** Begin **
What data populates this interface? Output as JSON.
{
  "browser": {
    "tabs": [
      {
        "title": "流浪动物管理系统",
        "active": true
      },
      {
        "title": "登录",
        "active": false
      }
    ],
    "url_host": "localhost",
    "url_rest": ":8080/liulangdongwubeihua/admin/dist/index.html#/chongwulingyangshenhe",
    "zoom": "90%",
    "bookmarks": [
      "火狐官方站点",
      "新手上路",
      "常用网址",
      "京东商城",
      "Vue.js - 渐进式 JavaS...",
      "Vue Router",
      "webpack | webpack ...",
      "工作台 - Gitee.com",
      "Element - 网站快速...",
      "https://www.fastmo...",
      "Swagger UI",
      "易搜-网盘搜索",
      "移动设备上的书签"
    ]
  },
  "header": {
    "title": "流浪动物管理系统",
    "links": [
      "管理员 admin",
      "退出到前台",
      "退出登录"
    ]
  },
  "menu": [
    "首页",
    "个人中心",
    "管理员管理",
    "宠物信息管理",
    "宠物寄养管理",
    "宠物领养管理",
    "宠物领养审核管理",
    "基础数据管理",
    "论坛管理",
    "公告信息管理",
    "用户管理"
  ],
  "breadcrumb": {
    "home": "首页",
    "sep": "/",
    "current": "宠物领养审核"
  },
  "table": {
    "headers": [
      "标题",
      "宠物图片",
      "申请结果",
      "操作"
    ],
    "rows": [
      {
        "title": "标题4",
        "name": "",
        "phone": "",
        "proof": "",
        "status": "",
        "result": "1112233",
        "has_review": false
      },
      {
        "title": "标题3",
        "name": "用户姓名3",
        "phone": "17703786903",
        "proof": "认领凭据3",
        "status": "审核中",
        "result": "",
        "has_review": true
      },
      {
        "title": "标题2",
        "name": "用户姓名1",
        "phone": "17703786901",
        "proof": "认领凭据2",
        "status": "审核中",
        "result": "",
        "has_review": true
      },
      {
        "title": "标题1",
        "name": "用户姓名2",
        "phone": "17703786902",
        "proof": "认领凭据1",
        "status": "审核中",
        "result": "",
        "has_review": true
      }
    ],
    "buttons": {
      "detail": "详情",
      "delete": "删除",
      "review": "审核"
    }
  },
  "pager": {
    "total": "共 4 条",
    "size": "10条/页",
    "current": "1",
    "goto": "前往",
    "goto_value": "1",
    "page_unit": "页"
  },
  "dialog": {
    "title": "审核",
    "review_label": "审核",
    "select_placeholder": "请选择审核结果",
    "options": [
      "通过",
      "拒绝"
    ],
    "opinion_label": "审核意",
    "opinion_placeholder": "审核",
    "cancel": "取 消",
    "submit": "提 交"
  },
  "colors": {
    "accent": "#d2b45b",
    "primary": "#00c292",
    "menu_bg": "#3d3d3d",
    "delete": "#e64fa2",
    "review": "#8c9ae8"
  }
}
** End **
### [What to produce]
Every record above should be output exactly.

### [Result of the exercise]
What data populates this interface? Output as JSON.
{
  "browser": {
    "tabs": [
      {
        "title": "流浪动物管理系统",
        "active": true
      },
      {
        "title": "登录",
        "active": false
      }
    ],
    "url_host": "localhost",
    "url_rest": ":8080/liulangdongwubeihua/admin/dist/index.html#/chongwulingyangshenhe",
    "zoom": "90%",
    "bookmarks": [
      "火狐官方站点",
      "新手上路",
      "常用网址",
      "京东商城",
      "Vue.js - 渐进式 JavaS...",
      "Vue Router",
      "webpack | webpack ...",
      "工作台 - Gitee.com",
      "Element - 网站快速...",
      "https://www.fastmo...",
      "Swagger UI",
      "易搜-网盘搜索",
      "移动设备上的书签"
    ]
  },
  "header": {
    "title": "流浪动物管理系统",
    "links": [
      "管理员 admin",
      "退出到前台",
      "退出登录"
    ]
  },
  "menu": [
    "首页",
    "个人中心",
    "管理员管理",
    "宠物信息管理",
    "宠物寄养管理",
    "宠物领养管理",
    "宠物领养审核管理",
    "基础数据管理",
    "论坛管理",
    "公告信息管理",
    "用户管理"
  ],
  "breadcrumb": {
    "home": "首页",
    "sep": "/",
    "current": "宠物领养审核"
  },
  "table": {
    "headers": [
      "标题",
      "宠物图片",
      "申请结果",
      "操作"
    ],
    "rows": [
      {
        "title": "标题4",
        "name": "",
        "phone": "",
        "proof": "",
        "status": "",
        "result": "1112233",
        "has_review": false
      },
      {
        "title": "标题3",
        "name": "用户姓名3",
        "phone": "17703786903",
        "proof": "认领凭据3",
        "status": "审核中",
        "result": "",
        "has_review": true
      },
      {
        "title": "标题2",
        "name": "用户姓名1",
        "phone": "17703786901",
        "proof": "认领凭据2",
        "status": "审核中",
        "result": "",
        "has_review": true
      },
      {
        "title": "标题1",
        "name": "用户姓名2",
        "phone": "17703786902",
        "proof": "认领凭据1",
        "status": "审核中",
        "result": "",
        "has_review": true
      }
    ],
    "buttons": {
      "detail": "详情",
      "delete": "删除",
      "review": "审核"
    }
  },
  "pager": {
    "total": "共 4 条",
    "size": "10条/页",
    "current": "1",
    "goto": "前往",
    "goto_value": "1",
    "page_unit": "页"
  },
  "dialog": {
    "title": "审核",
    "review_label": "审核",
    "select_placeholder": "请选择审核结果",
    "options": [
      "通过",
      "拒绝"
    ],
    "opinion_label": "审核意",
    "opinion_placeholder": "审核",
    "cancel": "取 消",
    "submit": "提 交"
  },
  "colors": {
    "accent": "#d2b45b",
    "primary": "#00c292",
    "menu_bg": "#3d3d3d",
    "delete": "#e64fa2",
    "review": "#8c9ae8"
  }
}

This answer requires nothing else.